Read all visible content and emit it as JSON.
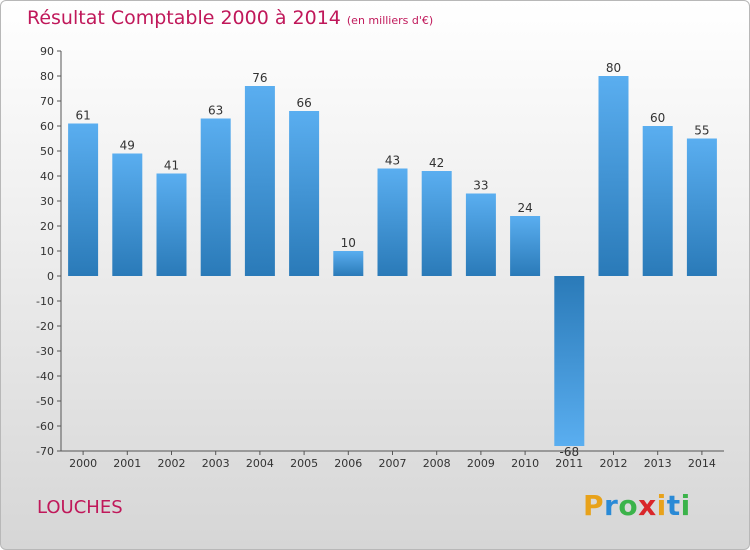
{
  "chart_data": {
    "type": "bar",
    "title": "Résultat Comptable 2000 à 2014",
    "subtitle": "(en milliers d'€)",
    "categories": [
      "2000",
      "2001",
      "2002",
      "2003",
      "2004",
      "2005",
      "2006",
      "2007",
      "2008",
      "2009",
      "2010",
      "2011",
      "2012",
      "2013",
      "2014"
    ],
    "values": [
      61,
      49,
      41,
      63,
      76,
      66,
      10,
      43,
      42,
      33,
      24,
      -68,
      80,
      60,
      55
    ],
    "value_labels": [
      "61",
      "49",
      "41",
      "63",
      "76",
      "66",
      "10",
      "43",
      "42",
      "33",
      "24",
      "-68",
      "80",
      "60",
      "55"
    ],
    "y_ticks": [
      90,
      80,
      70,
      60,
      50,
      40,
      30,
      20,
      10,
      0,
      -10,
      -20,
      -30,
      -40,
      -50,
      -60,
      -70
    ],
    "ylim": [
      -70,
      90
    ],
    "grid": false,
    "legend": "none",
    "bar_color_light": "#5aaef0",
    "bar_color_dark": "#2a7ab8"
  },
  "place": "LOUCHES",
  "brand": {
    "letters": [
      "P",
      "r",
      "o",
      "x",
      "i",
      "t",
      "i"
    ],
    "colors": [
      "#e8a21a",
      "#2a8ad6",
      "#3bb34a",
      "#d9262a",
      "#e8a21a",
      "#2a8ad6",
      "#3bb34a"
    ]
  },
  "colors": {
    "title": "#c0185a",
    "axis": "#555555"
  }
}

____________

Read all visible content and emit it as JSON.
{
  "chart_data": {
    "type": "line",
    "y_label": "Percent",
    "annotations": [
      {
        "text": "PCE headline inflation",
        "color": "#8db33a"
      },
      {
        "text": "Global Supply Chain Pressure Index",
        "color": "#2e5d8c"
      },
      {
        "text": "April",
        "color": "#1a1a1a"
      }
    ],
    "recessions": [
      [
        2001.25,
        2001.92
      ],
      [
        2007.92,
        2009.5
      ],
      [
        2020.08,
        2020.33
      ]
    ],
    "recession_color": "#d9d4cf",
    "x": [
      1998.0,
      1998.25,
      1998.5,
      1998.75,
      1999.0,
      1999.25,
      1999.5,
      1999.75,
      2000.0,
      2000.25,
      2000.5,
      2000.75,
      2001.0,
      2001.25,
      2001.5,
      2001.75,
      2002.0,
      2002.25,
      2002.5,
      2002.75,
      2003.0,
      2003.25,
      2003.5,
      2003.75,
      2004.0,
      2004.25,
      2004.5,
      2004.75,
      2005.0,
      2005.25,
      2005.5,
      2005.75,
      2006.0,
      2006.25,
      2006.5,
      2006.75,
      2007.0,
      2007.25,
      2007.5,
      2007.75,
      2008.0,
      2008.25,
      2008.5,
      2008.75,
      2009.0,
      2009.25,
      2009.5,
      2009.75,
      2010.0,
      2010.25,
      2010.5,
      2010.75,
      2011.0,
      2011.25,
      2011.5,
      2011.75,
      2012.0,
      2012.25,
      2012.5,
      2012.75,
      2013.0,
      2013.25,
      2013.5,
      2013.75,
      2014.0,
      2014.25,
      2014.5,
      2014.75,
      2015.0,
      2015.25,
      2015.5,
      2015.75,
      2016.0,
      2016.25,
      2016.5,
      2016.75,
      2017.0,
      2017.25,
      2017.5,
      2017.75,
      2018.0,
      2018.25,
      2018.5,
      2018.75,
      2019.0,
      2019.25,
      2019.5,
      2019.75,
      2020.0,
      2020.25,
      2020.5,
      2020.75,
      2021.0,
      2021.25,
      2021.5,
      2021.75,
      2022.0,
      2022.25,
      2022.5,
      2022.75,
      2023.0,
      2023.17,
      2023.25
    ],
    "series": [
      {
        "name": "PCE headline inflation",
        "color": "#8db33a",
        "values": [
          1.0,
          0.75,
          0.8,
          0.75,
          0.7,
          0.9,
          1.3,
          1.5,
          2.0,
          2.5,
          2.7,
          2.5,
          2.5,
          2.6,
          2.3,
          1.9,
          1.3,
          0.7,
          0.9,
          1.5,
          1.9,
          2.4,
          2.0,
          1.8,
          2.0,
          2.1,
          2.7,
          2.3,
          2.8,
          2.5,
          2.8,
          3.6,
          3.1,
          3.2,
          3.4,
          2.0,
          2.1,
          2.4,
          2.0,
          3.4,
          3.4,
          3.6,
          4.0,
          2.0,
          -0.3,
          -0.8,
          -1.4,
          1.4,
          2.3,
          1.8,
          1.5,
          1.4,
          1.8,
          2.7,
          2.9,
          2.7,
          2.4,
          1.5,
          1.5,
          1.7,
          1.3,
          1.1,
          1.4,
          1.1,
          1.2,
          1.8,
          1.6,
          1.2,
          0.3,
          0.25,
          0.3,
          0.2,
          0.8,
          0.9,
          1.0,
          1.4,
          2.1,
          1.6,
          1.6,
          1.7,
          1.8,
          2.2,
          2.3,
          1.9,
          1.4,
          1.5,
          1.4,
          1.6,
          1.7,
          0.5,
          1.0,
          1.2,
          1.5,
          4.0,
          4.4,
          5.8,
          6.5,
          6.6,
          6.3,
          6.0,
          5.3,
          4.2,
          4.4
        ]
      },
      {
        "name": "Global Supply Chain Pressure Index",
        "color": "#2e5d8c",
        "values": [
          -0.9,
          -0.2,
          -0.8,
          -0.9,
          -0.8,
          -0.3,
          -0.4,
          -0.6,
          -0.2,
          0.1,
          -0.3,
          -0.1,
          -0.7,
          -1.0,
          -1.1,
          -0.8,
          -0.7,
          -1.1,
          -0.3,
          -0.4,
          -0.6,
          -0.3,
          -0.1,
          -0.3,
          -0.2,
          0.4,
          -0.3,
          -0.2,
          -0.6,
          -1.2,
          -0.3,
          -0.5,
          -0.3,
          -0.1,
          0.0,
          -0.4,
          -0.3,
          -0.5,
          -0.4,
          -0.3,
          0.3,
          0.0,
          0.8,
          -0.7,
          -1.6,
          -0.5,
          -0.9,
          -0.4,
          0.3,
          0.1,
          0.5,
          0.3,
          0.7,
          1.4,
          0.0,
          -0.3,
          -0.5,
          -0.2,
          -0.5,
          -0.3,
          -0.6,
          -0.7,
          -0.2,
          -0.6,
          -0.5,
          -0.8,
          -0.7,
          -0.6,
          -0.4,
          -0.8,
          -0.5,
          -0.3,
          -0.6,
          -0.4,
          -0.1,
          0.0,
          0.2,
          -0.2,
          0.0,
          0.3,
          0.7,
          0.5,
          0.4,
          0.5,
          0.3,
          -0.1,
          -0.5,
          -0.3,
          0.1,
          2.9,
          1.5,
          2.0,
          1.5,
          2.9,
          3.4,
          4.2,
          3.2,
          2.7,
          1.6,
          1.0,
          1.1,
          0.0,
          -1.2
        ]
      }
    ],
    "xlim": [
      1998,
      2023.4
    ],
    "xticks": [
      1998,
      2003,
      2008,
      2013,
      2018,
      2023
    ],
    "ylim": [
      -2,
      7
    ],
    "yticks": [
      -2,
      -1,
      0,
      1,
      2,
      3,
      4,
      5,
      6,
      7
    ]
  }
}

____________

• [Task requirements]: Look over the material above and show each line where "Global" appears.

• [Result]:
        "text": "Global Supply Chain Pressure Index",
        "name": "Global Supply Chain Pressure Index",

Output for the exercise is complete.